What the task asks
Extract all lines that hold "artificial" from the records below.

Data items

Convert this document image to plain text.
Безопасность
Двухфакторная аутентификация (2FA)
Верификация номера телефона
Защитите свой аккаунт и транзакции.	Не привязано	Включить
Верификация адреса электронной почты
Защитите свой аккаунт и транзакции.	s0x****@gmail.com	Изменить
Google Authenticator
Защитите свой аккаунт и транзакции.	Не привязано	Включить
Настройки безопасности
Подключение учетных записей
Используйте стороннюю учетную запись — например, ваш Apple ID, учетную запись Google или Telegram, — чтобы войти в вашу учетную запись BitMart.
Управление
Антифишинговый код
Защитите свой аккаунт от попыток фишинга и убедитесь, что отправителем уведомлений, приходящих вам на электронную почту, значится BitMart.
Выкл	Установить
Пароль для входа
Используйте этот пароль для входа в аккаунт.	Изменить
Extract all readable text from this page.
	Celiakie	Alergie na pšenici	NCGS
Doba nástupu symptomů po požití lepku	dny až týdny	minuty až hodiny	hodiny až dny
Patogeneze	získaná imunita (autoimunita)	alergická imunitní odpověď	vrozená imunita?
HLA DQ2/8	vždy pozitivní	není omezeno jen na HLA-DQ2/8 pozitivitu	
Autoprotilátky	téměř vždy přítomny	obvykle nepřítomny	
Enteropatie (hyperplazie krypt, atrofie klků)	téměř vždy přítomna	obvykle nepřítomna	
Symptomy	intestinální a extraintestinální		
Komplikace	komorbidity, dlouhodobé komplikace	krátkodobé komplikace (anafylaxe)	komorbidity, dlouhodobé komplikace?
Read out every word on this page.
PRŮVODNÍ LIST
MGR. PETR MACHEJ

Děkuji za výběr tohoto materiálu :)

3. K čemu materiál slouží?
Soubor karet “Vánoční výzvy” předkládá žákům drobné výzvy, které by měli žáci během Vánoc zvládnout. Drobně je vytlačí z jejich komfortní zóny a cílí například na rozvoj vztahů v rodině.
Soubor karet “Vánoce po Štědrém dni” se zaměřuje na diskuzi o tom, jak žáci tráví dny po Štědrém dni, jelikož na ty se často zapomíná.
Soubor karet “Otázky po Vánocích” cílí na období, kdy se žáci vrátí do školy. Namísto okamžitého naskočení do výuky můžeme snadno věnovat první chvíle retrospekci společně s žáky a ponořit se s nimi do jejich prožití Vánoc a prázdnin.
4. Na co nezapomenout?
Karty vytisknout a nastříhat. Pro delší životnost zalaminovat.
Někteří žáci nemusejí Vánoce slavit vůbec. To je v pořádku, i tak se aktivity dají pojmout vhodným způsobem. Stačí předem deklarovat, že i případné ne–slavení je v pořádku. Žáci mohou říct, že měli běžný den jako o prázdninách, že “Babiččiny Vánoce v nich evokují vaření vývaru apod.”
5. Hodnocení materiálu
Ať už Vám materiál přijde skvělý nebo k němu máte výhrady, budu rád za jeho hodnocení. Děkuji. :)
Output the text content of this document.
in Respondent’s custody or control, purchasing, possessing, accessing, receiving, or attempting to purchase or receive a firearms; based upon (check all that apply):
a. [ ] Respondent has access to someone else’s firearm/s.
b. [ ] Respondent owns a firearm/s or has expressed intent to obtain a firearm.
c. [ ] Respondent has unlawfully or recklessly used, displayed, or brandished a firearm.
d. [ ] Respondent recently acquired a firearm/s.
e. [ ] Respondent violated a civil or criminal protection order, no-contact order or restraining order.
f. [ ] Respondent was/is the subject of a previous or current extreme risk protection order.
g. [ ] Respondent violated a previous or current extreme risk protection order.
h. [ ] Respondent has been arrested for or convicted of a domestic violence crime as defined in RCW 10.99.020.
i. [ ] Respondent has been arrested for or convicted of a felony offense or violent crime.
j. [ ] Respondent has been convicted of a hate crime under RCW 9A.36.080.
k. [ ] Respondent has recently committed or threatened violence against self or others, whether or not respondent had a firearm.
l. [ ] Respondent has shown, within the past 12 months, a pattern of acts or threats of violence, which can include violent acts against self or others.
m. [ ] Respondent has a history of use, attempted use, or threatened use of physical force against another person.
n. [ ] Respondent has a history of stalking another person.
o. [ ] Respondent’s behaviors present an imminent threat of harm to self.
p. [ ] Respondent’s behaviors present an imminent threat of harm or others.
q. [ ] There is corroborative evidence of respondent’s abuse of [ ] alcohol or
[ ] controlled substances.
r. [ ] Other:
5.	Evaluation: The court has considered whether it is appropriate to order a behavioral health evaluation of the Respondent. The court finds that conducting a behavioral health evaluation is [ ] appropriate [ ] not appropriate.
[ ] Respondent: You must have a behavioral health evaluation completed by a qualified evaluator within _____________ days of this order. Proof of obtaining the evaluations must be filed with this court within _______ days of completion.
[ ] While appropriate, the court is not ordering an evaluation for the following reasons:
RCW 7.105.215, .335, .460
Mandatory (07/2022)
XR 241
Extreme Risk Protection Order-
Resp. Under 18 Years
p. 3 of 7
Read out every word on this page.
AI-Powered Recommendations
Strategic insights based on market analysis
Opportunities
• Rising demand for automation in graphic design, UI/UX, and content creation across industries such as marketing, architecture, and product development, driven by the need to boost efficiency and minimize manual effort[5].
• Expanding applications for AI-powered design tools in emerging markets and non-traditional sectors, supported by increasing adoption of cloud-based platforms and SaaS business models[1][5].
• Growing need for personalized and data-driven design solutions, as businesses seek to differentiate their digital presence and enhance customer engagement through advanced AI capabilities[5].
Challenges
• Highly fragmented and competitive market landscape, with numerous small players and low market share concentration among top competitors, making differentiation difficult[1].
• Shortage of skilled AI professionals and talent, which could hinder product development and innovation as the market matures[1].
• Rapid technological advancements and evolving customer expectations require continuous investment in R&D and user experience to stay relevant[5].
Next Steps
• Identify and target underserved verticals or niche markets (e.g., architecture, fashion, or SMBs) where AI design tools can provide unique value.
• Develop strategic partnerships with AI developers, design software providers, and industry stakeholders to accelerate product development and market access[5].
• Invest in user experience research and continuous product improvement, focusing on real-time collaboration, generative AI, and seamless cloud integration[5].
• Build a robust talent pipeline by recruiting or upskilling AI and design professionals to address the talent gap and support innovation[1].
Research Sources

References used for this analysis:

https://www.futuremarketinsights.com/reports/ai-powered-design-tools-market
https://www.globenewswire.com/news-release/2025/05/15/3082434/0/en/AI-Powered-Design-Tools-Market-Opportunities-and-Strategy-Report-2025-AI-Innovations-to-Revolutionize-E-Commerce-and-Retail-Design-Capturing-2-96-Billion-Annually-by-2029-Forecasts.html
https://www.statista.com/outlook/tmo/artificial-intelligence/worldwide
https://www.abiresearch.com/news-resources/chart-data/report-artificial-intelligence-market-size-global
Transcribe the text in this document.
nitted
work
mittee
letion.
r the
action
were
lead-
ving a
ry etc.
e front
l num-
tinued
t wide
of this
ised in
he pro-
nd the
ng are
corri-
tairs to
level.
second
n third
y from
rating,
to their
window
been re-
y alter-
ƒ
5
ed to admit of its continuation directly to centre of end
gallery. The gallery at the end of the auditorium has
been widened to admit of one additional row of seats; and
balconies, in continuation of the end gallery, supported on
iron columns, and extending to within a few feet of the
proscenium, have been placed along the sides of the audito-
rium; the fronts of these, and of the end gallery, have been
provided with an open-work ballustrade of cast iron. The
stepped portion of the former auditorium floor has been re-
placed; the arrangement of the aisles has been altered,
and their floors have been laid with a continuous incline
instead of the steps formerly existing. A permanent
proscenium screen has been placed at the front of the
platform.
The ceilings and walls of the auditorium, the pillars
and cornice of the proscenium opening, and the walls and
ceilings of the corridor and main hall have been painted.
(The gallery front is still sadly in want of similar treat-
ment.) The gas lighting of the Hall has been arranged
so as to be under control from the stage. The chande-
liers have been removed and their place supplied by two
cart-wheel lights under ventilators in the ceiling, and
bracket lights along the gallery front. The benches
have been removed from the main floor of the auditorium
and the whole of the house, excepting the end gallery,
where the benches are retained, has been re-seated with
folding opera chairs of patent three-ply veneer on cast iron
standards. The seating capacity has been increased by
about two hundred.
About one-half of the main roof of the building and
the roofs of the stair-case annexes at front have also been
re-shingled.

Solution to this problem
https://www.statista.com/outlook/tmo/artificial-intelligence/worldwide
https://www.abiresearch.com/news-resources/chart-data/report-artificial-intelligence-market-size-global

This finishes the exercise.